STATED PROBLEM
Reproduce the listing that follows with no differences at all.

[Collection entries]
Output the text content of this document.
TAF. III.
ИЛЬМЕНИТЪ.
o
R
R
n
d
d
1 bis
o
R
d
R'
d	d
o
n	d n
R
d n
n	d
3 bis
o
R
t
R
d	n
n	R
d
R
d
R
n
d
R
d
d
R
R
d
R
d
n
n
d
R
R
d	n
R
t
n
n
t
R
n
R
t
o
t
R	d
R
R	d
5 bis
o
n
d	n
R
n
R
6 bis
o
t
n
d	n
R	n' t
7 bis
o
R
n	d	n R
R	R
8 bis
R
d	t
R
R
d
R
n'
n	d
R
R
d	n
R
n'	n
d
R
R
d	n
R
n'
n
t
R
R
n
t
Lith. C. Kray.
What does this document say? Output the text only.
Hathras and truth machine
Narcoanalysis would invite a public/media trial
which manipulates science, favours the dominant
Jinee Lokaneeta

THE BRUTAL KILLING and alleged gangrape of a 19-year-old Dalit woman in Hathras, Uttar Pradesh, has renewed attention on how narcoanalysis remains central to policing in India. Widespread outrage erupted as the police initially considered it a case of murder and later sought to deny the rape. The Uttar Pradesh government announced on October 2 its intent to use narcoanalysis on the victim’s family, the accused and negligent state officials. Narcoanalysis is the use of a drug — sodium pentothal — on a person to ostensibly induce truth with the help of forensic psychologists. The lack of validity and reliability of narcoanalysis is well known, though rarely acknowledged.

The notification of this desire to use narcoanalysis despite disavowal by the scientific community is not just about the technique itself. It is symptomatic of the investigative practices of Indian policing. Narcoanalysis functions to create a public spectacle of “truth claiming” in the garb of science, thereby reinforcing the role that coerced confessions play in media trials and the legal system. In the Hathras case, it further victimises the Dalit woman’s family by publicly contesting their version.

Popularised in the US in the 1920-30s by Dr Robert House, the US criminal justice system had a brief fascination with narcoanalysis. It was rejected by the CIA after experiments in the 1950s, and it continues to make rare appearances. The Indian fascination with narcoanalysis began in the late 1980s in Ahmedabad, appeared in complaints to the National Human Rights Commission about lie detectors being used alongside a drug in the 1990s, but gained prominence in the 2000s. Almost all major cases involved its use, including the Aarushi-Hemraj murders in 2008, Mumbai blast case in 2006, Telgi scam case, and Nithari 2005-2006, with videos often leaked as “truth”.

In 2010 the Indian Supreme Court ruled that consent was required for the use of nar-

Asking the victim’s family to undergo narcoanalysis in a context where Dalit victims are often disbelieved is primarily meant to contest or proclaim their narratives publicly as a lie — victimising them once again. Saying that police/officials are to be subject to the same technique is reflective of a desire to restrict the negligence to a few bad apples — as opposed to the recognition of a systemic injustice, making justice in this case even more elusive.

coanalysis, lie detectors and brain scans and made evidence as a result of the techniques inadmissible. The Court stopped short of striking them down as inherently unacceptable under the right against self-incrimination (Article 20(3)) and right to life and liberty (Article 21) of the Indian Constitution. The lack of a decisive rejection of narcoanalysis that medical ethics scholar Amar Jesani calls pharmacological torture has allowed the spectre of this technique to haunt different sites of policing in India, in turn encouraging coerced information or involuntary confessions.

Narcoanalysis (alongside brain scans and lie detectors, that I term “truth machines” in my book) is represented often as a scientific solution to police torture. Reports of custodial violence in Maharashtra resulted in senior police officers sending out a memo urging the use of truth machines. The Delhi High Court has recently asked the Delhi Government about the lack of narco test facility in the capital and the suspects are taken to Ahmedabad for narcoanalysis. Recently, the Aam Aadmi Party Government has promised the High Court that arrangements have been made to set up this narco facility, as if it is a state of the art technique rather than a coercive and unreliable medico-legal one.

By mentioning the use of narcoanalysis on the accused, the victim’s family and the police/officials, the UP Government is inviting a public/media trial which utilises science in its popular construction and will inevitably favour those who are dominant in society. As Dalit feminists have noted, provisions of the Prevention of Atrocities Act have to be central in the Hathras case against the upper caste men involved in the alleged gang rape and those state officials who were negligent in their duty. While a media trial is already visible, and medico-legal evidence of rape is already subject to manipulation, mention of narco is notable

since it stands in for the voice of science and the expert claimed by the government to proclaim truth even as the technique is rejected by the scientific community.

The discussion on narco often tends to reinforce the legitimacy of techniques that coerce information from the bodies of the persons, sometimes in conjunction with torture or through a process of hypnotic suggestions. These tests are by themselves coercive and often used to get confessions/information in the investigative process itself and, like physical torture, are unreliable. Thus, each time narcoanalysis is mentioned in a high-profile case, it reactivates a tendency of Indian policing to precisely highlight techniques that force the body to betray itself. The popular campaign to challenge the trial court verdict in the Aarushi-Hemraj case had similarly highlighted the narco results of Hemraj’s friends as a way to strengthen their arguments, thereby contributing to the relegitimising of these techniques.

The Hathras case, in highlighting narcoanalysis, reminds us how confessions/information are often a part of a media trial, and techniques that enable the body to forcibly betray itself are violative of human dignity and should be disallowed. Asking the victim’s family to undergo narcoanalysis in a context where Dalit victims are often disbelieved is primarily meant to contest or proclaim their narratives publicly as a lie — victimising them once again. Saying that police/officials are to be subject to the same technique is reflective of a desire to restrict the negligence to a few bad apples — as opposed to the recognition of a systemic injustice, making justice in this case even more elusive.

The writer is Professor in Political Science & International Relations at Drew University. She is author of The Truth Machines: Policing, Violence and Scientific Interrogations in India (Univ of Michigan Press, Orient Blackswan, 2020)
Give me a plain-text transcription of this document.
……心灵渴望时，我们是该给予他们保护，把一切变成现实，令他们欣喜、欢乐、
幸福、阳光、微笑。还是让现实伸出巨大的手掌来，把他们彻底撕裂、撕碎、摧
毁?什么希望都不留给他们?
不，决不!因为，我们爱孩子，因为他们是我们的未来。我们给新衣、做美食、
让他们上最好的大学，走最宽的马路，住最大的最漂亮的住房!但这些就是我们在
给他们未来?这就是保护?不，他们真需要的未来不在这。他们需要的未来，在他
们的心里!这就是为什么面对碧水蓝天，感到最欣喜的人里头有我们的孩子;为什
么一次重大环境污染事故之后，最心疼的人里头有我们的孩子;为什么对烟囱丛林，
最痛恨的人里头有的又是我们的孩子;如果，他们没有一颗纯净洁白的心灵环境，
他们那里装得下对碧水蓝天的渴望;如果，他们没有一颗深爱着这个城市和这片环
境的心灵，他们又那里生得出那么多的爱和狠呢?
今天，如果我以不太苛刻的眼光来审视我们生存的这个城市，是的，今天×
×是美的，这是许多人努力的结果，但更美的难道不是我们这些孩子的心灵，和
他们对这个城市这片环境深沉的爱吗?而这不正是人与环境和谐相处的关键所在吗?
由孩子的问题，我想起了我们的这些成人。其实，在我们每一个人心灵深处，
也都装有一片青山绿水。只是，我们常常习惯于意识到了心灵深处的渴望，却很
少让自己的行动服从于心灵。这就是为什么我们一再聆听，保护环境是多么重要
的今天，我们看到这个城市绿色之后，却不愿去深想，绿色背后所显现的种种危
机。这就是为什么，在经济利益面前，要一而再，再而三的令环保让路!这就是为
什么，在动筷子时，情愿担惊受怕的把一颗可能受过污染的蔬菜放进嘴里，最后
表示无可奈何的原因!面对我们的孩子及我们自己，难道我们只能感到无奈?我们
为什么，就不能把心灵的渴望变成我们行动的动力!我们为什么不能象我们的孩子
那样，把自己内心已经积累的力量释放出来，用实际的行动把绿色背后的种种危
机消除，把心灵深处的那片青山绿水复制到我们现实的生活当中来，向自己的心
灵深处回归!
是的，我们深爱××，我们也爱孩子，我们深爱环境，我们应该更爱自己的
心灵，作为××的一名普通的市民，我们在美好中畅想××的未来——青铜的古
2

EXPECTED OUTPUT
Output the text content of this document.
TAF. III.
ИЛЬМЕНИТЪ.
o
R
R
n
d
d
1 bis
o
R
d
R'
d	d
o
n	d n
R
d n
n	d
3 bis
o
R
t
R
d	n
n	R
d
R
d
R
n
d
R
d
d
R
R
d
R
d
n
n
d
R
R
d	n
R
t
n
n
t
R
n
R
t
o
t
R	d
R
R	d
5 bis
o
n
d	n
R
n
R
6 bis
o
t
n
d	n
R	n' t
7 bis
o
R
n	d	n R
R	R
8 bis
R
d	t
R
R
d
R
n'
n	d
R
R
d	n
R
n'	n
d
R
R
d	n
R
n'
n
t
R
R
n
t
Lith. C. Kray.
What does this document say? Output the text only.
Hathras and truth machine
Narcoanalysis would invite a public/media trial
which manipulates science, favours the dominant
Jinee Lokaneeta

THE BRUTAL KILLING and alleged gangrape of a 19-year-old Dalit woman in Hathras, Uttar Pradesh, has renewed attention on how narcoanalysis remains central to policing in India. Widespread outrage erupted as the police initially considered it a case of murder and later sought to deny the rape. The Uttar Pradesh government announced on October 2 its intent to use narcoanalysis on the victim’s family, the accused and negligent state officials. Narcoanalysis is the use of a drug — sodium pentothal — on a person to ostensibly induce truth with the help of forensic psychologists. The lack of validity and reliability of narcoanalysis is well known, though rarely acknowledged.

The notification of this desire to use narcoanalysis despite disavowal by the scientific community is not just about the technique itself. It is symptomatic of the investigative practices of Indian policing. Narcoanalysis functions to create a public spectacle of “truth claiming” in the garb of science, thereby reinforcing the role that coerced confessions play in media trials and the legal system. In the Hathras case, it further victimises the Dalit woman’s family by publicly contesting their version.

Popularised in the US in the 1920-30s by Dr Robert House, the US criminal justice system had a brief fascination with narcoanalysis. It was rejected by the CIA after experiments in the 1950s, and it continues to make rare appearances. The Indian fascination with narcoanalysis began in the late 1980s in Ahmedabad, appeared in complaints to the National Human Rights Commission about lie detectors being used alongside a drug in the 1990s, but gained prominence in the 2000s. Almost all major cases involved its use, including the Aarushi-Hemraj murders in 2008, Mumbai blast case in 2006, Telgi scam case, and Nithari 2005-2006, with videos often leaked as “truth”.

In 2010 the Indian Supreme Court ruled that consent was required for the use of nar-

Asking the victim’s family to undergo narcoanalysis in a context where Dalit victims are often disbelieved is primarily meant to contest or proclaim their narratives publicly as a lie — victimising them once again. Saying that police/officials are to be subject to the same technique is reflective of a desire to restrict the negligence to a few bad apples — as opposed to the recognition of a systemic injustice, making justice in this case even more elusive.

coanalysis, lie detectors and brain scans and made evidence as a result of the techniques inadmissible. The Court stopped short of striking them down as inherently unacceptable under the right against self-incrimination (Article 20(3)) and right to life and liberty (Article 21) of the Indian Constitution. The lack of a decisive rejection of narcoanalysis that medical ethics scholar Amar Jesani calls pharmacological torture has allowed the spectre of this technique to haunt different sites of policing in India, in turn encouraging coerced information or involuntary confessions.

Narcoanalysis (alongside brain scans and lie detectors, that I term “truth machines” in my book) is represented often as a scientific solution to police torture. Reports of custodial violence in Maharashtra resulted in senior police officers sending out a memo urging the use of truth machines. The Delhi High Court has recently asked the Delhi Government about the lack of narco test facility in the capital and the suspects are taken to Ahmedabad for narcoanalysis. Recently, the Aam Aadmi Party Government has promised the High Court that arrangements have been made to set up this narco facility, as if it is a state of the art technique rather than a coercive and unreliable medico-legal one.

By mentioning the use of narcoanalysis on the accused, the victim’s family and the police/officials, the UP Government is inviting a public/media trial which utilises science in its popular construction and will inevitably favour those who are dominant in society. As Dalit feminists have noted, provisions of the Prevention of Atrocities Act have to be central in the Hathras case against the upper caste men involved in the alleged gang rape and those state officials who were negligent in their duty. While a media trial is already visible, and medico-legal evidence of rape is already subject to manipulation, mention of narco is notable

since it stands in for the voice of science and the expert claimed by the government to proclaim truth even as the technique is rejected by the scientific community.

The discussion on narco often tends to reinforce the legitimacy of techniques that coerce information from the bodies of the persons, sometimes in conjunction with torture or through a process of hypnotic suggestions. These tests are by themselves coercive and often used to get confessions/information in the investigative process itself and, like physical torture, are unreliable. Thus, each time narcoanalysis is mentioned in a high-profile case, it reactivates a tendency of Indian policing to precisely highlight techniques that force the body to betray itself. The popular campaign to challenge the trial court verdict in the Aarushi-Hemraj case had similarly highlighted the narco results of Hemraj’s friends as a way to strengthen their arguments, thereby contributing to the relegitimising of these techniques.

The Hathras case, in highlighting narcoanalysis, reminds us how confessions/information are often a part of a media trial, and techniques that enable the body to forcibly betray itself are violative of human dignity and should be disallowed. Asking the victim’s family to undergo narcoanalysis in a context where Dalit victims are often disbelieved is primarily meant to contest or proclaim their narratives publicly as a lie — victimising them once again. Saying that police/officials are to be subject to the same technique is reflective of a desire to restrict the negligence to a few bad apples — as opposed to the recognition of a systemic injustice, making justice in this case even more elusive.

The writer is Professor in Political Science & International Relations at Drew University. She is author of The Truth Machines: Policing, Violence and Scientific Interrogations in India (Univ of Michigan Press, Orient Blackswan, 2020)
Give me a plain-text transcription of this document.
……心灵渴望时，我们是该给予他们保护，把一切变成现实，令他们欣喜、欢乐、
幸福、阳光、微笑。还是让现实伸出巨大的手掌来，把他们彻底撕裂、撕碎、摧
毁?什么希望都不留给他们?
不，决不!因为，我们爱孩子，因为他们是我们的未来。我们给新衣、做美食、
让他们上最好的大学，走最宽的马路，住最大的最漂亮的住房!但这些就是我们在
给他们未来?这就是保护?不，他们真需要的未来不在这。他们需要的未来，在他
们的心里!这就是为什么面对碧水蓝天，感到最欣喜的人里头有我们的孩子;为什
么一次重大环境污染事故之后，最心疼的人里头有我们的孩子;为什么对烟囱丛林，
最痛恨的人里头有的又是我们的孩子;如果，他们没有一颗纯净洁白的心灵环境，
他们那里装得下对碧水蓝天的渴望;如果，他们没有一颗深爱着这个城市和这片环
境的心灵，他们又那里生得出那么多的爱和狠呢?
今天，如果我以不太苛刻的眼光来审视我们生存的这个城市，是的，今天×
×是美的，这是许多人努力的结果，但更美的难道不是我们这些孩子的心灵，和
他们对这个城市这片环境深沉的爱吗?而这不正是人与环境和谐相处的关键所在吗?
由孩子的问题，我想起了我们的这些成人。其实，在我们每一个人心灵深处，
也都装有一片青山绿水。只是，我们常常习惯于意识到了心灵深处的渴望，却很
少让自己的行动服从于心灵。这就是为什么我们一再聆听，保护环境是多么重要
的今天，我们看到这个城市绿色之后，却不愿去深想，绿色背后所显现的种种危
机。这就是为什么，在经济利益面前，要一而再，再而三的令环保让路!这就是为
什么，在动筷子时，情愿担惊受怕的把一颗可能受过污染的蔬菜放进嘴里，最后
表示无可奈何的原因!面对我们的孩子及我们自己，难道我们只能感到无奈?我们
为什么，就不能把心灵的渴望变成我们行动的动力!我们为什么不能象我们的孩子
那样，把自己内心已经积累的力量释放出来，用实际的行动把绿色背后的种种危
机消除，把心灵深处的那片青山绿水复制到我们现实的生活当中来，向自己的心
灵深处回归!
是的，我们深爱××，我们也爱孩子，我们深爱环境，我们应该更爱自己的
心灵，作为××的一名普通的市民，我们在美好中畅想××的未来——青铜的古
2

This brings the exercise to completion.